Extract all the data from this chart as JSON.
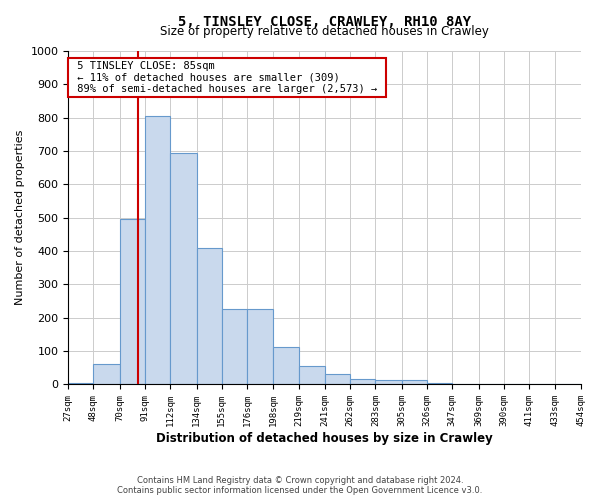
{
  "title": "5, TINSLEY CLOSE, CRAWLEY, RH10 8AY",
  "subtitle": "Size of property relative to detached houses in Crawley",
  "xlabel": "Distribution of detached houses by size in Crawley",
  "ylabel": "Number of detached properties",
  "bar_edges": [
    27,
    48,
    70,
    91,
    112,
    134,
    155,
    176,
    198,
    219,
    241,
    262,
    283,
    305,
    326,
    347,
    369,
    390,
    411,
    433,
    454
  ],
  "bar_heights": [
    5,
    60,
    495,
    805,
    695,
    410,
    225,
    225,
    113,
    55,
    30,
    15,
    12,
    12,
    5,
    2,
    2,
    0,
    0,
    2
  ],
  "bar_color": "#c9d9ed",
  "bar_edge_color": "#6699cc",
  "property_line_x": 85,
  "annotation_title": "5 TINSLEY CLOSE: 85sqm",
  "annotation_line1": "← 11% of detached houses are smaller (309)",
  "annotation_line2": "89% of semi-detached houses are larger (2,573) →",
  "annotation_box_color": "#ffffff",
  "annotation_box_edge": "#cc0000",
  "vline_color": "#cc0000",
  "ylim": [
    0,
    1000
  ],
  "tick_labels": [
    "27sqm",
    "48sqm",
    "70sqm",
    "91sqm",
    "112sqm",
    "134sqm",
    "155sqm",
    "176sqm",
    "198sqm",
    "219sqm",
    "241sqm",
    "262sqm",
    "283sqm",
    "305sqm",
    "326sqm",
    "347sqm",
    "369sqm",
    "390sqm",
    "411sqm",
    "433sqm",
    "454sqm"
  ],
  "footer1": "Contains HM Land Registry data © Crown copyright and database right 2024.",
  "footer2": "Contains public sector information licensed under the Open Government Licence v3.0.",
  "background_color": "#ffffff",
  "grid_color": "#cccccc"
}
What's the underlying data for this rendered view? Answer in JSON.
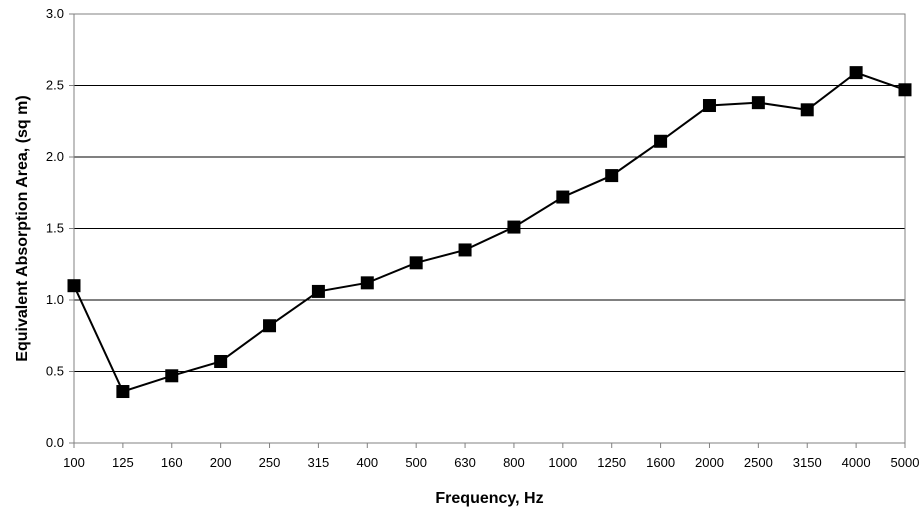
{
  "chart_data": {
    "type": "line",
    "title": "",
    "xlabel": "Frequency, Hz",
    "ylabel": "Equivalent Absorption Area, (sq m)",
    "categories": [
      "100",
      "125",
      "160",
      "200",
      "250",
      "315",
      "400",
      "500",
      "630",
      "800",
      "1000",
      "1250",
      "1600",
      "2000",
      "2500",
      "3150",
      "4000",
      "5000"
    ],
    "series": [
      {
        "values": [
          1.1,
          0.36,
          0.47,
          0.57,
          0.82,
          1.06,
          1.12,
          1.26,
          1.35,
          1.51,
          1.72,
          1.87,
          2.11,
          2.36,
          2.38,
          2.33,
          2.59,
          2.47
        ]
      }
    ],
    "ylim": [
      0,
      3.0
    ],
    "yticks": [
      "0.0",
      "0.5",
      "1.0",
      "1.5",
      "2.0",
      "2.5",
      "3.0"
    ],
    "grid": true,
    "legend": "none",
    "colors": {
      "line": "#000000",
      "marker": "#000000",
      "grid": "#000000",
      "axis": "#808080"
    }
  }
}
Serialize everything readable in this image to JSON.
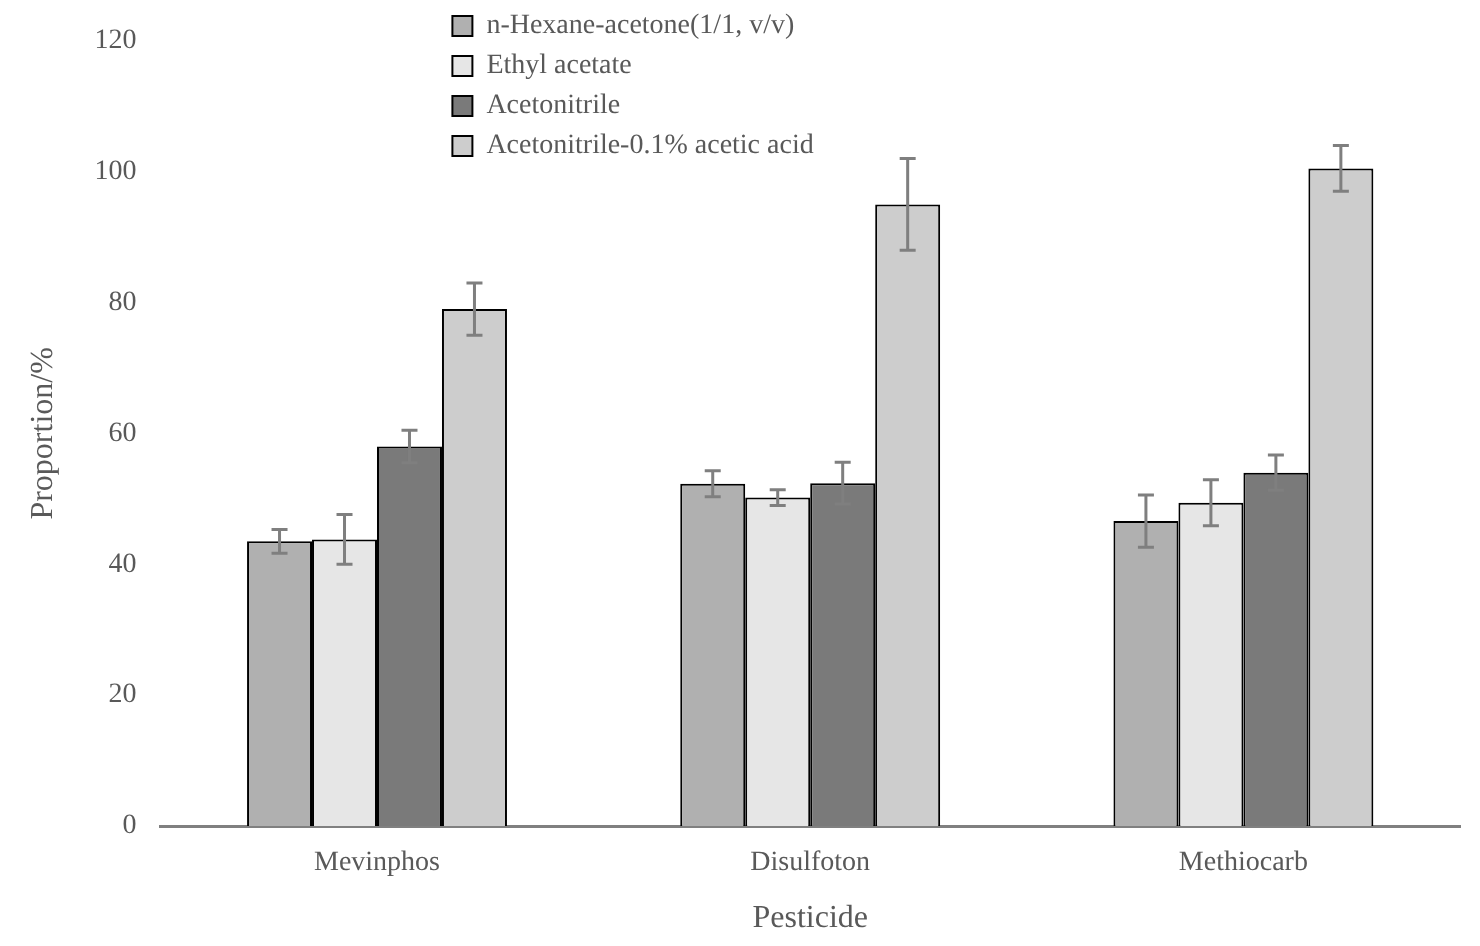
******************************
REQUIREMENTS: Filter the records above for lines containing the word "houses", and copy those lines.

SOLUTION FOR THIS TASK:
  "subtitle": "Size of property relative to detached houses in Crawley",
  "xlabel": "Distribution of detached houses by size in Crawley",
  "annotation_line1": "← 11% of detached houses are smaller (309)",
  "annotation_line2": "89% of semi-detached houses are larger (2,573) →",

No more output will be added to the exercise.